Data records
++++

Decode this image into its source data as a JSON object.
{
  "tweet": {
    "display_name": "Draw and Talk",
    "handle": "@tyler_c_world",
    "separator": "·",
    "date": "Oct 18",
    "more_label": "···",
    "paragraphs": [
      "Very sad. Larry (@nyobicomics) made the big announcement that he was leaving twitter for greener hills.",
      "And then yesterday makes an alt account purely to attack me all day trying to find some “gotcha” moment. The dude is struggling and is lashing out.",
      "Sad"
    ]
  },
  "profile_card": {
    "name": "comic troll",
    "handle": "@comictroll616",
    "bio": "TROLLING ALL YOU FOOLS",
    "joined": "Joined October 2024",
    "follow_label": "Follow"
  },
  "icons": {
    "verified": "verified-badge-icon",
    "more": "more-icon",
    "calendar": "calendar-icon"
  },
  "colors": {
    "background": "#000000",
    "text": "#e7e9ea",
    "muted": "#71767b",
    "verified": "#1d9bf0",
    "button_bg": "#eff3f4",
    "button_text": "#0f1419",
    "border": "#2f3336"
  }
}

++++

» **GIVEN PROBLEM**: Take the entries above and transcribe them in full.

» **PROBLEM SOLUTION**:
Decode this image into its source data as a JSON object.
{
  "tweet": {
    "display_name": "Draw and Talk",
    "handle": "@tyler_c_world",
    "separator": "·",
    "date": "Oct 18",
    "more_label": "···",
    "paragraphs": [
      "Very sad. Larry (@nyobicomics) made the big announcement that he was leaving twitter for greener hills.",
      "And then yesterday makes an alt account purely to attack me all day trying to find some “gotcha” moment. The dude is struggling and is lashing out.",
      "Sad"
    ]
  },
  "profile_card": {
    "name": "comic troll",
    "handle": "@comictroll616",
    "bio": "TROLLING ALL YOU FOOLS",
    "joined": "Joined October 2024",
    "follow_label": "Follow"
  },
  "icons": {
    "verified": "verified-badge-icon",
    "more": "more-icon",
    "calendar": "calendar-icon"
  },
  "colors": {
    "background": "#000000",
    "text": "#e7e9ea",
    "muted": "#71767b",
    "verified": "#1d9bf0",
    "button_bg": "#eff3f4",
    "button_text": "#0f1419",
    "border": "#2f3336"
  }
}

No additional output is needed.